[Records excerpted from a collection]
##############################

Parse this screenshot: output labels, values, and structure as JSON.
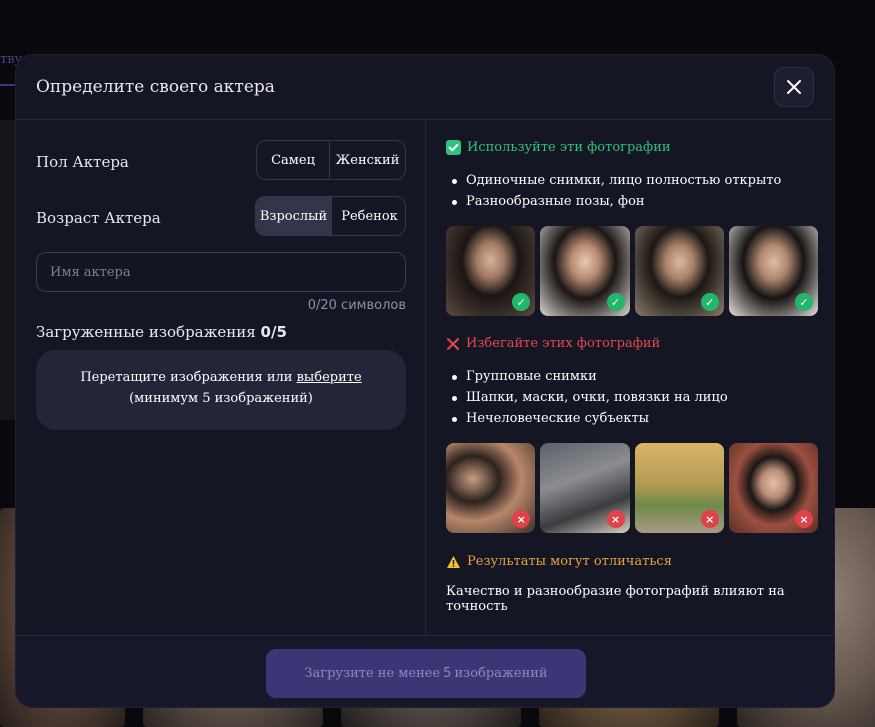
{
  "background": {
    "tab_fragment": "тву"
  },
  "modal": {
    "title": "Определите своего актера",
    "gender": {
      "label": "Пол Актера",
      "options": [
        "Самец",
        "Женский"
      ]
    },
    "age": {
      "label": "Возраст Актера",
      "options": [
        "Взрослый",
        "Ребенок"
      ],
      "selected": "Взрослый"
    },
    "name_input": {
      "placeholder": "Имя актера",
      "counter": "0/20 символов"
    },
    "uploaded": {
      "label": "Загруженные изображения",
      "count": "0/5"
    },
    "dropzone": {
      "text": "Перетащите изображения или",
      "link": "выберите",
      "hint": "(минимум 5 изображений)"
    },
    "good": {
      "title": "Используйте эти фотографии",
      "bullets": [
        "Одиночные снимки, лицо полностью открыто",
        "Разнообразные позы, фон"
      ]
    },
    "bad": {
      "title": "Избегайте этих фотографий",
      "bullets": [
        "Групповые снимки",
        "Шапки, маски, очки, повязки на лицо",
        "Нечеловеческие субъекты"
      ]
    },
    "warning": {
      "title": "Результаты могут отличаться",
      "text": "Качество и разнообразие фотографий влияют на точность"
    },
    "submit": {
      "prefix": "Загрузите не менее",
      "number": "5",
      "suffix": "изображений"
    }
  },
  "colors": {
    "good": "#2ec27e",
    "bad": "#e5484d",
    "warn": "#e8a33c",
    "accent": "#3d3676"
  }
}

##############################

Written instruction — Transcribe the whole listing exactly. Pictures are excluded.

Full solution —
Parse this screenshot: output labels, values, and structure as JSON.
{
  "background": {
    "tab_fragment": "тву"
  },
  "modal": {
    "title": "Определите своего актера",
    "gender": {
      "label": "Пол Актера",
      "options": [
        "Самец",
        "Женский"
      ]
    },
    "age": {
      "label": "Возраст Актера",
      "options": [
        "Взрослый",
        "Ребенок"
      ],
      "selected": "Взрослый"
    },
    "name_input": {
      "placeholder": "Имя актера",
      "counter": "0/20 символов"
    },
    "uploaded": {
      "label": "Загруженные изображения",
      "count": "0/5"
    },
    "dropzone": {
      "text": "Перетащите изображения или",
      "link": "выберите",
      "hint": "(минимум 5 изображений)"
    },
    "good": {
      "title": "Используйте эти фотографии",
      "bullets": [
        "Одиночные снимки, лицо полностью открыто",
        "Разнообразные позы, фон"
      ]
    },
    "bad": {
      "title": "Избегайте этих фотографий",
      "bullets": [
        "Групповые снимки",
        "Шапки, маски, очки, повязки на лицо",
        "Нечеловеческие субъекты"
      ]
    },
    "warning": {
      "title": "Результаты могут отличаться",
      "text": "Качество и разнообразие фотографий влияют на точность"
    },
    "submit": {
      "prefix": "Загрузите не менее",
      "number": "5",
      "suffix": "изображений"
    }
  },
  "colors": {
    "good": "#2ec27e",
    "bad": "#e5484d",
    "warn": "#e8a33c",
    "accent": "#3d3676"
  }
}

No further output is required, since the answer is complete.